A study on the music ecosystem in Alberta noted that 73% of artist income comes from performances and touring (“West Anthem”). Studies out of the US corroborate this finding; the Future of Music found that much artist revenue has to be sustained by aggressive touring (“Artist Revenue Streams”) and The Creative Independent indicated that most musicians in the US are not able to earn a living wage through music-related work, with most income coming from performing/touring at 61% (CitationKöerner and Kladzyk). Touring is not an option that is accessible to everyone. The increasing emphasis on live music within a musician’s workload raises issues for those in Canada, given a vast geographic area and low population. Musicians living and working in the northern territories have an especially difficult time touring, facing exceptionally long distances and expensive travel options. Although streaming services help reach audiences beyond borders, it forces musicians to rely on live shows and touring to generate an income, as opposed to selling albums (CitationWeaver). Some artists noted the increasing importance of festivals and showcases, in which one can spend a few days in one area and perform and network with the hopes of building a team to help advance their career. Some felt that it is difficult if not pointless to tour across Canada, finding it to be more effective to fly to a different region and visit a number of towns or cities in that particular area.

In most cases, artists emphasized the necessity of touring, although the financial return of this endeavor varied across responses. Klippenstein said that for his Edmonton-based bands, it is usually “a 50/50 split between show sales and records and merch sales … almost always strictly vinyl for us.” He added that live shows and merch sales have “been, really, the only thing to sustain us.” Fraser noted that an increase in popularity had meant having to tour and more regularly. Before, she avoided planning tours but instead, “specifically allowed [herself] to be available to Indigenous people who want me to play at their events on their reserves in Nunavut” and did “a lot of workshops and motivational speaking.” Winnipeg-based Samson said that most of his income comes from live revenue but when he plays with a full band he makes “what the band makes and it’s not very much.”

The logistics of organizing tours and live performances is often a fundamental aspect of a Canadian musician’s career and thus a number of musicians discussed working with booking agents. This has had both positive and negative outcomes. Klippenstein said that an agent has resulted in slightly higher guarantees than if he had booked shows himself but that the end result is often ending up on bills with mismatched bands and “poorly attended shows.” One’s relationship and experience with venues is another aspect of the booking process that many noted as significant, particularly when planning and organizing shows themselves. Transparency and communication from the venue is crucial. As Big Dave McLean, a celebrated Winnipeg blues guitarist, songwriter, and Member of the Order of Canada, said, “If I’m going to Sault Ste. Marie, well it’s going to take me a while to get there and I sure hope there’s a gig for me when I get there. … In the past I have shown up to, ‘Oh gee, I’m sorry I forgot that I booked this guy too.’” Sarbit added that some venues “will send you this beautiful contract ahead of time and give you all the information you need. Love those venues.”

_EXERCISE_
According to the passage on musicians and touring, what share of artist income in Alberta comes from performances and touring? You can set the listing aside, since nothing here depends on it.

_ENTRIES PROVIDED_
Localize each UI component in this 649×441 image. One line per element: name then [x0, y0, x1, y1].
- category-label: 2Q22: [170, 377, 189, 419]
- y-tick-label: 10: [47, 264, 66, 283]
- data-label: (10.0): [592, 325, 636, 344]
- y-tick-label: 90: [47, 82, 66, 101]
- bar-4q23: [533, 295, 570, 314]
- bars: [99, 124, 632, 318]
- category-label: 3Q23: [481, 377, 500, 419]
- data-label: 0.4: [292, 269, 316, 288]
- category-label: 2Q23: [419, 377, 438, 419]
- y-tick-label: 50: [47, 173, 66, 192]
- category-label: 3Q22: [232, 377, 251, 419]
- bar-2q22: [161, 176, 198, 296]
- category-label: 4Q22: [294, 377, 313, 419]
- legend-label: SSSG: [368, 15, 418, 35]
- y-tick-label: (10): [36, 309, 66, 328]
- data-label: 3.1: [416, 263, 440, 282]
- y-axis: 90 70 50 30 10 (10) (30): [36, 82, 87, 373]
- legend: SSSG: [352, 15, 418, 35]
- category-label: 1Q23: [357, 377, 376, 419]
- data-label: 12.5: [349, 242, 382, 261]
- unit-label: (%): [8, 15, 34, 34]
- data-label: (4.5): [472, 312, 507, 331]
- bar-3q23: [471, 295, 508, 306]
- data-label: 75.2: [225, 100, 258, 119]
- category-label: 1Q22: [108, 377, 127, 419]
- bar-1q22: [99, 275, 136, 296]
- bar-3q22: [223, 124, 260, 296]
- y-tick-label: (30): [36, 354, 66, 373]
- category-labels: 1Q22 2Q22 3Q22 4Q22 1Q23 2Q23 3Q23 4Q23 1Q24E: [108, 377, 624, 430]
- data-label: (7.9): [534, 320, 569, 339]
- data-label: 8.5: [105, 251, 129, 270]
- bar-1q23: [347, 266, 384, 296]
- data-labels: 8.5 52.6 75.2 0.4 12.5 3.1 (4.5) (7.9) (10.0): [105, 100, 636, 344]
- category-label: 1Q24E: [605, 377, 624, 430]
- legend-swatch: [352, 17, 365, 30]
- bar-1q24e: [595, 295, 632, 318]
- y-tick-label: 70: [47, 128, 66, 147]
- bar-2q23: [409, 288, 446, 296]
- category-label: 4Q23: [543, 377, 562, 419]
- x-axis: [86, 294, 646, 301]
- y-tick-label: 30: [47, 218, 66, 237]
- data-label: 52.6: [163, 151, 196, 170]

_RESULT OF THIS EXERCISE_
73%